» Stated exercise
The exercise asks you to copy every line below in which "right" appears.

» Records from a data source
^^^^^^^^^^^^^^^^

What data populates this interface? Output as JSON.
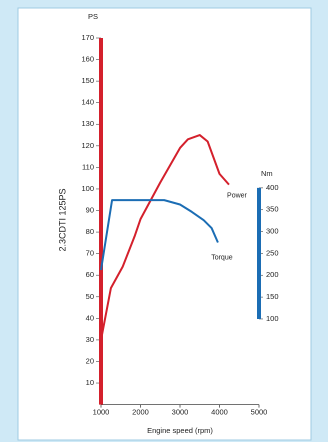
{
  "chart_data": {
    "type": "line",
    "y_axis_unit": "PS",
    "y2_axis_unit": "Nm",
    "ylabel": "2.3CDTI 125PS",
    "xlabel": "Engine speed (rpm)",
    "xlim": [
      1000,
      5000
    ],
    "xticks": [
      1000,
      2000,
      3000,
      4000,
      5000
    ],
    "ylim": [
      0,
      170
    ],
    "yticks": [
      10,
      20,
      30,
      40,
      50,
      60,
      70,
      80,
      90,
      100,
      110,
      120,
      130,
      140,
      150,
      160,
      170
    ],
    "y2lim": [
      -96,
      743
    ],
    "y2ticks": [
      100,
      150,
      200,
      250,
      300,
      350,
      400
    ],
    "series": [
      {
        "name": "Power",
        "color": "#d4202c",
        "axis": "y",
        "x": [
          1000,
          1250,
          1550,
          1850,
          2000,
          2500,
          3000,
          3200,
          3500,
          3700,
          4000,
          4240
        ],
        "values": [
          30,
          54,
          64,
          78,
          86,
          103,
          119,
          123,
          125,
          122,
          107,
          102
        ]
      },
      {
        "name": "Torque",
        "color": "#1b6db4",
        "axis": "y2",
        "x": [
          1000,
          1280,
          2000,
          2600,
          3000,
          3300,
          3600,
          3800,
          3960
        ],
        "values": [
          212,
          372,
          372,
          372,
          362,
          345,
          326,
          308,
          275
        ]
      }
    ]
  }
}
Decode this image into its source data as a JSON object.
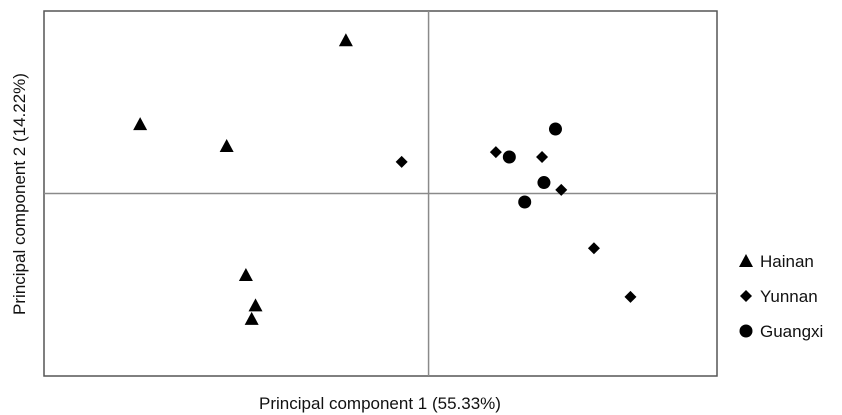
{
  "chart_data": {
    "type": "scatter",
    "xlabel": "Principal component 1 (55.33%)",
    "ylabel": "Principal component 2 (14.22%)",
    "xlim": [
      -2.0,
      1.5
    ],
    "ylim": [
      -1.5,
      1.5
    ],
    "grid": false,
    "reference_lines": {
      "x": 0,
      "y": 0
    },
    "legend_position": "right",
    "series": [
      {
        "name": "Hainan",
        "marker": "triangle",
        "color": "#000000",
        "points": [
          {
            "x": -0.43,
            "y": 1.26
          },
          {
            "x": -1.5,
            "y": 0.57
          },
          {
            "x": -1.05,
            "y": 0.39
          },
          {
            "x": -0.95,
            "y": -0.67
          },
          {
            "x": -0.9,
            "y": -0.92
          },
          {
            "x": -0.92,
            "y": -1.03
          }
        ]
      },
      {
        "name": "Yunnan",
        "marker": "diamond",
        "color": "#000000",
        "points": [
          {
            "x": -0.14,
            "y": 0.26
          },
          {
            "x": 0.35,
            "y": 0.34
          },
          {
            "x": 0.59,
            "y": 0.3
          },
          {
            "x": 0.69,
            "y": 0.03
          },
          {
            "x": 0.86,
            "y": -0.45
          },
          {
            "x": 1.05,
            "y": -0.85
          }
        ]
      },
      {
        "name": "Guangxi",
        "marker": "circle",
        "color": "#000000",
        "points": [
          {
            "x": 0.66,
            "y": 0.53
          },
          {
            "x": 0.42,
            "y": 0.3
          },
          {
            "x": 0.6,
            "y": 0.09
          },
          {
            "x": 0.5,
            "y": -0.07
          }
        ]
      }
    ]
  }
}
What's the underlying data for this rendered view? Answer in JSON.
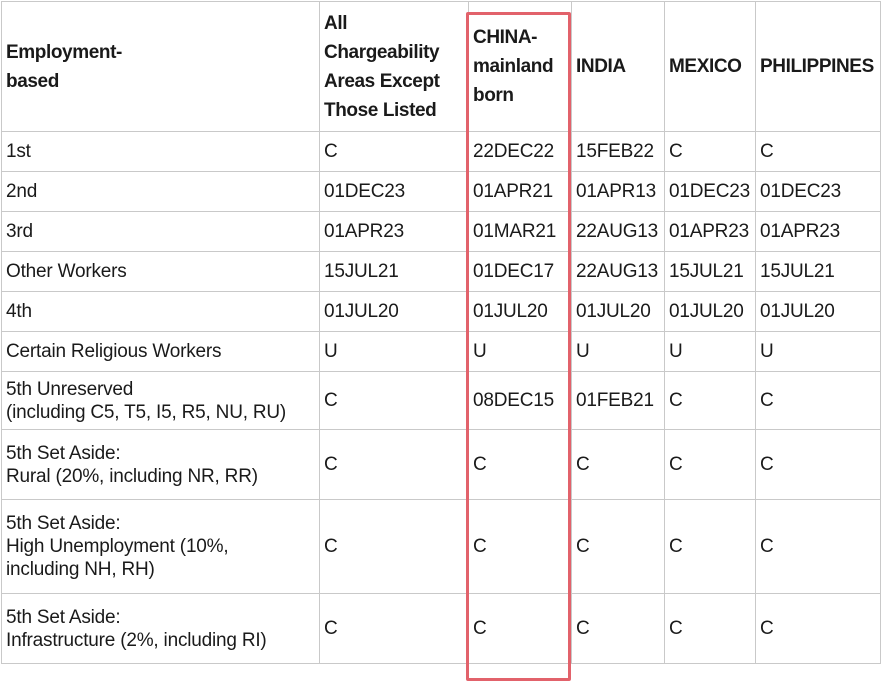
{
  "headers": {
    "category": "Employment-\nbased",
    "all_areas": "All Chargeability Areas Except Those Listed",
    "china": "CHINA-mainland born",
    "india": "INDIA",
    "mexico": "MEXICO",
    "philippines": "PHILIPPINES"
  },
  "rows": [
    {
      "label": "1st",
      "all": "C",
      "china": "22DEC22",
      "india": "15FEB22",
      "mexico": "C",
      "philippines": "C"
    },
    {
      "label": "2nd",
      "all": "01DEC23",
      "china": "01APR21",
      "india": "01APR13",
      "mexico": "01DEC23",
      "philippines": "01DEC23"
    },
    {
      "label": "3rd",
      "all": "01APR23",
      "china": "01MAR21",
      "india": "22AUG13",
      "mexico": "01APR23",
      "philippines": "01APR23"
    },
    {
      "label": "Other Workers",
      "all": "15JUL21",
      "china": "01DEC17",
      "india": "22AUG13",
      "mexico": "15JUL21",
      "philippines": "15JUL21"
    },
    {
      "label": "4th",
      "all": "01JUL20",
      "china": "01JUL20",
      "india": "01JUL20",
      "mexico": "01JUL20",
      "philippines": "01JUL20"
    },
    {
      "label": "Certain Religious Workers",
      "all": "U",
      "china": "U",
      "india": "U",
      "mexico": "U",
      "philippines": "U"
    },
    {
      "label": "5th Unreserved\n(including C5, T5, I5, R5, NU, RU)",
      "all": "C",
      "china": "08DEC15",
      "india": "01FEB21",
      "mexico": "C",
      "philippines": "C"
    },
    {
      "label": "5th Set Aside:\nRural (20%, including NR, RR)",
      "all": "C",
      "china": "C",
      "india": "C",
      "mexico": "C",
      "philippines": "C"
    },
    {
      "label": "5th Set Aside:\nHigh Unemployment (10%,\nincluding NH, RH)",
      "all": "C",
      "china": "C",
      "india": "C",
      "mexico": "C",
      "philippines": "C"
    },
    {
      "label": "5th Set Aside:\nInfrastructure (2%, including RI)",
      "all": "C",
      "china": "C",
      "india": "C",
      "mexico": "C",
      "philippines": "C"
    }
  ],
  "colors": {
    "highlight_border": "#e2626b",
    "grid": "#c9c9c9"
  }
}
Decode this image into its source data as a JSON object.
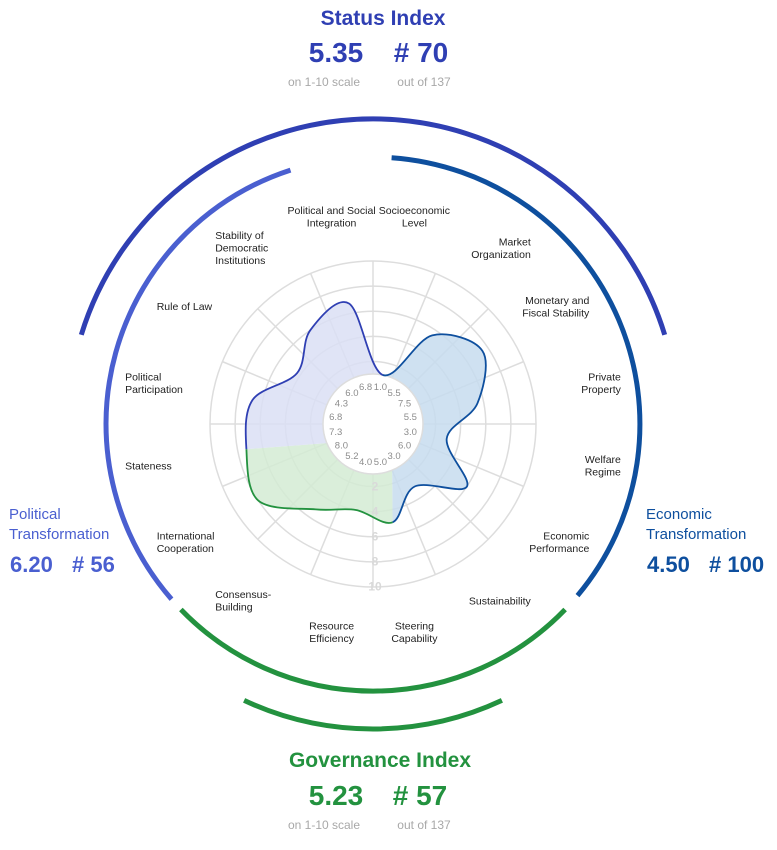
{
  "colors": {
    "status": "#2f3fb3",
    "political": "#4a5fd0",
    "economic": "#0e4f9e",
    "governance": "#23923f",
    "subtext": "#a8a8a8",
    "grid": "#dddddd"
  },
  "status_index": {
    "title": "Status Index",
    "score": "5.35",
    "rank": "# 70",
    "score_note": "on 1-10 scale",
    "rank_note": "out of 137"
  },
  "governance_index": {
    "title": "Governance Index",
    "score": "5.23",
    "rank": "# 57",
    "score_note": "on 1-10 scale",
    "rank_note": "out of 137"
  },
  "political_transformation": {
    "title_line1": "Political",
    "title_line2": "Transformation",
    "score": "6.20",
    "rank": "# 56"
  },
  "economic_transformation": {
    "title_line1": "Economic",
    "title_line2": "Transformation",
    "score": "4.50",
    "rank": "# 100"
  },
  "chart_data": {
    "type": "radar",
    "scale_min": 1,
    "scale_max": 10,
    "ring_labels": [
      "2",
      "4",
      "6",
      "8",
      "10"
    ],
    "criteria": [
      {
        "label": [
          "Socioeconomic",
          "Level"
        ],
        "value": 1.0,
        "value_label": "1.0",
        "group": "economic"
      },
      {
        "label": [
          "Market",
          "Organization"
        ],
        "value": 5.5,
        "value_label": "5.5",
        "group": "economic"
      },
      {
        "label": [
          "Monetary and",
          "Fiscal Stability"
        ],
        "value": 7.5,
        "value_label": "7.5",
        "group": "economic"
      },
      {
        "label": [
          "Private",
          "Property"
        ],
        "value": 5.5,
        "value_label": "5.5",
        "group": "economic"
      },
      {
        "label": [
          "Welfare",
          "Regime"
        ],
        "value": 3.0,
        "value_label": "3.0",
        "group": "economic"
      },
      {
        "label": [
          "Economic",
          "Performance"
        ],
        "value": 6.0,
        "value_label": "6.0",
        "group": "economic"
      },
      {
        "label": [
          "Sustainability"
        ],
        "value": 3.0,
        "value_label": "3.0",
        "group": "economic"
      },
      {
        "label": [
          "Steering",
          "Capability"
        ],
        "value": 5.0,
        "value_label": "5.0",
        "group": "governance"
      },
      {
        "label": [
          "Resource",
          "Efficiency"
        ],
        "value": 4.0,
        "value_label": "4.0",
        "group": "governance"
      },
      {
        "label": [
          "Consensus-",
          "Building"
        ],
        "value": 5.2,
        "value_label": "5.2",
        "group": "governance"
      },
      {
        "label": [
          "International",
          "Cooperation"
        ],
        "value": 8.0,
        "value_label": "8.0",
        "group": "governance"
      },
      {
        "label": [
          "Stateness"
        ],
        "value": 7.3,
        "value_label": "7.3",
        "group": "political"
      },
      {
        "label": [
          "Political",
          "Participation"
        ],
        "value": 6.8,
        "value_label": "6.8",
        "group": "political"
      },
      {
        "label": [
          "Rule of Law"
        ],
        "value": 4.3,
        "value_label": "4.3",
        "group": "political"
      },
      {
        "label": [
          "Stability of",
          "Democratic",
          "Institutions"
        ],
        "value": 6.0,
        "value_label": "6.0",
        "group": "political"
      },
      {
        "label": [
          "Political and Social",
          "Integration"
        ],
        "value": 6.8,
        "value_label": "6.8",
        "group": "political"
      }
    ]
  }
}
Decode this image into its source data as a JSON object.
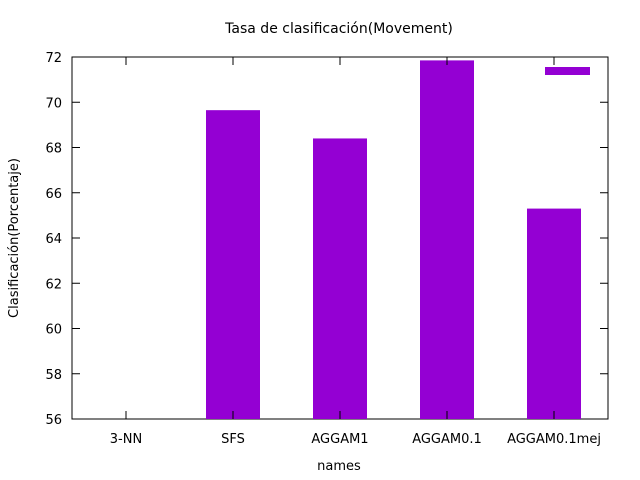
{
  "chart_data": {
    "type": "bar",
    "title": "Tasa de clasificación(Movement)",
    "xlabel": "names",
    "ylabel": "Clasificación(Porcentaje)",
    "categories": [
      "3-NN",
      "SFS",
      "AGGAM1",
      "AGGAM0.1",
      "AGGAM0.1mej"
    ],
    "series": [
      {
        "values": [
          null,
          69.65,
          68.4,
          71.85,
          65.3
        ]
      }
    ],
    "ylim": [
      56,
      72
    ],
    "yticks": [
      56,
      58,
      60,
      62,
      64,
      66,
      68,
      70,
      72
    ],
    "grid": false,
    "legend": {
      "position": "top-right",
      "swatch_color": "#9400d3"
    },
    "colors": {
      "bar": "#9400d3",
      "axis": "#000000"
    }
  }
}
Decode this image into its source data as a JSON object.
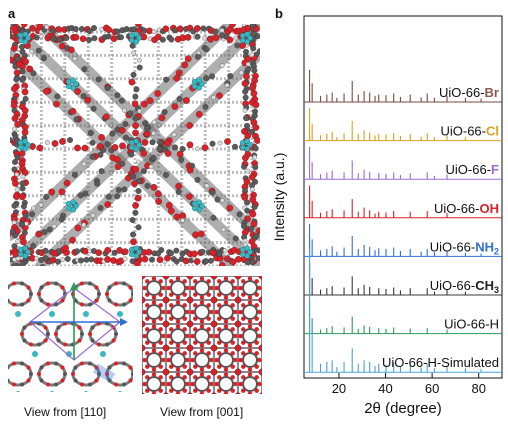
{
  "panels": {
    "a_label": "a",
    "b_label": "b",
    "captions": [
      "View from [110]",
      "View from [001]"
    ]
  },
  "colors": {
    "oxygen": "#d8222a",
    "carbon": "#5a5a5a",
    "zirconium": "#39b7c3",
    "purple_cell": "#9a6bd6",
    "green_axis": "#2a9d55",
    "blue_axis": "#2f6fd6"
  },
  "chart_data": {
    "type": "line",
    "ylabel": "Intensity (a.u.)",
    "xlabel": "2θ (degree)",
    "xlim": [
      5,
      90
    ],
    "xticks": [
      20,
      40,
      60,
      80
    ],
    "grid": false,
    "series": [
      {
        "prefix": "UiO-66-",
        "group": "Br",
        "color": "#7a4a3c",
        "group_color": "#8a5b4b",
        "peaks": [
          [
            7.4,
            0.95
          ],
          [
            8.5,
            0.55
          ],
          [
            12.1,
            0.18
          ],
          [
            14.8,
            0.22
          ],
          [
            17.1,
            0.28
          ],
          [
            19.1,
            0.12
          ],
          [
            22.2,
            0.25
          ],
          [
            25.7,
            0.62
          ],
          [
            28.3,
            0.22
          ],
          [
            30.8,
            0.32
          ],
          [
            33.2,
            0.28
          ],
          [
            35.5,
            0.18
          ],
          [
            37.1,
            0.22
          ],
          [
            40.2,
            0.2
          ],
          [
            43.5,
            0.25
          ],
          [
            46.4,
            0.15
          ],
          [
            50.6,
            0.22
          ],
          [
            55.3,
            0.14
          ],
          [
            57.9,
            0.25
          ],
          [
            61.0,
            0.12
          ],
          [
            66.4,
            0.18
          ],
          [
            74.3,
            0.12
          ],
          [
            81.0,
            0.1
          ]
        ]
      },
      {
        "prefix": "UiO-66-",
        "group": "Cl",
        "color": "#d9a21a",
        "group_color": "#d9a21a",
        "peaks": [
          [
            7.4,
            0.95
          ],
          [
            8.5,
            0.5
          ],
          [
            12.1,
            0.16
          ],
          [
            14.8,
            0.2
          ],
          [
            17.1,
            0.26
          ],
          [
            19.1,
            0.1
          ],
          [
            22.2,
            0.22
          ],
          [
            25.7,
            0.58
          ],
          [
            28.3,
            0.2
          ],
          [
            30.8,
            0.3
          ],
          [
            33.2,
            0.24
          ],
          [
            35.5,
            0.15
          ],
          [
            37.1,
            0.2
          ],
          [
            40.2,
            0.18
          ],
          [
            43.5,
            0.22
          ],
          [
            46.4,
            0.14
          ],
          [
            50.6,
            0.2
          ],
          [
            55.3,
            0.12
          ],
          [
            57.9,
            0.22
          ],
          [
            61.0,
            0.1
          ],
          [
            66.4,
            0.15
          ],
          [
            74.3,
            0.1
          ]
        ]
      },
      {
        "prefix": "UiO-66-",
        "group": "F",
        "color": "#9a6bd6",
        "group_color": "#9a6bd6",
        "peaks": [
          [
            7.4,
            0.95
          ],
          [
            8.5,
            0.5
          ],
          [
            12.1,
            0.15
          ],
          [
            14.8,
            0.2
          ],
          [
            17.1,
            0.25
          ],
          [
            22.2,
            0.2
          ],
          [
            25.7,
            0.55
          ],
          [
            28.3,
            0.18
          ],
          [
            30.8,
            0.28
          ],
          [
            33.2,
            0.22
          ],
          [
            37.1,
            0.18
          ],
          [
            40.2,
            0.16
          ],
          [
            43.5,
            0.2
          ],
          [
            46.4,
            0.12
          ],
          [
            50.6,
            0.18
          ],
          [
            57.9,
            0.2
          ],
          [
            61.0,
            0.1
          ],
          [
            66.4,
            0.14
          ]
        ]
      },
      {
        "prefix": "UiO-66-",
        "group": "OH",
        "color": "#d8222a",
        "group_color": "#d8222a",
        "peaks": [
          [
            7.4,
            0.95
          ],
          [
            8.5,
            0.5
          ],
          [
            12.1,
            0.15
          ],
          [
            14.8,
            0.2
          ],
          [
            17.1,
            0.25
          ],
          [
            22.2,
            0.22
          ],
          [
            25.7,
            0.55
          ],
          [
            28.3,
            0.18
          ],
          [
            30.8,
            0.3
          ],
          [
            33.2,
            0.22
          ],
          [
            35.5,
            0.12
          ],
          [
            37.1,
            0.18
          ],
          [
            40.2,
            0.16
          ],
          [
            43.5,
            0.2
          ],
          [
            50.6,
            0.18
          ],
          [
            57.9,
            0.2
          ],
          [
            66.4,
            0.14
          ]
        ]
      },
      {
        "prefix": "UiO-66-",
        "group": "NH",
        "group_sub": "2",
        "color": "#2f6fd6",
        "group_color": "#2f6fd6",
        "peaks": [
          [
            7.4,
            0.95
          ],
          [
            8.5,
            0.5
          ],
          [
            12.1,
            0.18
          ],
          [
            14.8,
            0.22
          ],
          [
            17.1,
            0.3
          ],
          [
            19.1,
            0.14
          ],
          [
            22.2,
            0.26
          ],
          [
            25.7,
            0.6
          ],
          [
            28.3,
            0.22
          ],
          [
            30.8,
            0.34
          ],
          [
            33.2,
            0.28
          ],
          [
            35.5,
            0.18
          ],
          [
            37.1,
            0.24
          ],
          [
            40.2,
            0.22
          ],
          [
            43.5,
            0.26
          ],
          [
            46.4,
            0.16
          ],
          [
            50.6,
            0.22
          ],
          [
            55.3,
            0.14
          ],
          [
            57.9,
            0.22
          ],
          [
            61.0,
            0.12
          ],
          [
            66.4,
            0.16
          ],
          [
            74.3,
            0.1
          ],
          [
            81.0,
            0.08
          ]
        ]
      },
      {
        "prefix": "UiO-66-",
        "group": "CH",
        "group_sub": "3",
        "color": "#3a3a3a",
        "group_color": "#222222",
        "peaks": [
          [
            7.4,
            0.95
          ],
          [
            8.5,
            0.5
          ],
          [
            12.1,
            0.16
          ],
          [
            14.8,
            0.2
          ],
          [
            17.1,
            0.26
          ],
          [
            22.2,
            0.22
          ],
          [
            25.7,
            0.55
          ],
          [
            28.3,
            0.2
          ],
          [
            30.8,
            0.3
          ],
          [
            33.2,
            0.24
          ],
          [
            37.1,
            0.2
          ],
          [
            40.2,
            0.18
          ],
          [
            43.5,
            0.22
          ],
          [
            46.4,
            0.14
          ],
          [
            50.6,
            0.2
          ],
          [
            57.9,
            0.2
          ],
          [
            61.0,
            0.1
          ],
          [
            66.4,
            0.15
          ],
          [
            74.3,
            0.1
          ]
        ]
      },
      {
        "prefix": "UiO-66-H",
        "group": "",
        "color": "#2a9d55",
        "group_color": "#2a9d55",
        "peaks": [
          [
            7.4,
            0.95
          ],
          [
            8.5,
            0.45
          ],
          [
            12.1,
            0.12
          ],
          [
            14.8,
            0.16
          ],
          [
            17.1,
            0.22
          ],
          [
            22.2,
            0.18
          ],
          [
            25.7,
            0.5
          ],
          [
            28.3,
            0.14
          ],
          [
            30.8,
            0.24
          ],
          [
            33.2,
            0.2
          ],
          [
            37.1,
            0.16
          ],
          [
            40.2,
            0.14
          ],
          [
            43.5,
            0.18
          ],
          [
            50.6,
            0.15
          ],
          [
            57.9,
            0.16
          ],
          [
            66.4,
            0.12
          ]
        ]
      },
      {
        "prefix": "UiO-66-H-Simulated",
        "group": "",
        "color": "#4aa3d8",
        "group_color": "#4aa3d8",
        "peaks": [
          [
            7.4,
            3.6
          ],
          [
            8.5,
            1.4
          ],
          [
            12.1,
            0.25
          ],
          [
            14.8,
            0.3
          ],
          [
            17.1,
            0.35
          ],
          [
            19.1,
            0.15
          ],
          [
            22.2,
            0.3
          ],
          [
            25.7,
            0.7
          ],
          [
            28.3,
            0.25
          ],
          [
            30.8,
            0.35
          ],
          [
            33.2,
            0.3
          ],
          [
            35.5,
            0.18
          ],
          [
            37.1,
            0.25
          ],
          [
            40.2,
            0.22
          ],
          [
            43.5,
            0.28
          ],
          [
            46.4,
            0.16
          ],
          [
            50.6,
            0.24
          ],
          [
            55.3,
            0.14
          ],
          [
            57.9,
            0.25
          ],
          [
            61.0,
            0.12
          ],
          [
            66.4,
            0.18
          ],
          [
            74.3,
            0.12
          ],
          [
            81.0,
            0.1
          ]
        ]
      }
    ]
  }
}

^^^^^^^^^^^^^^^^

» Complete answer
    "legend_position": "right",
      "position": "top-right",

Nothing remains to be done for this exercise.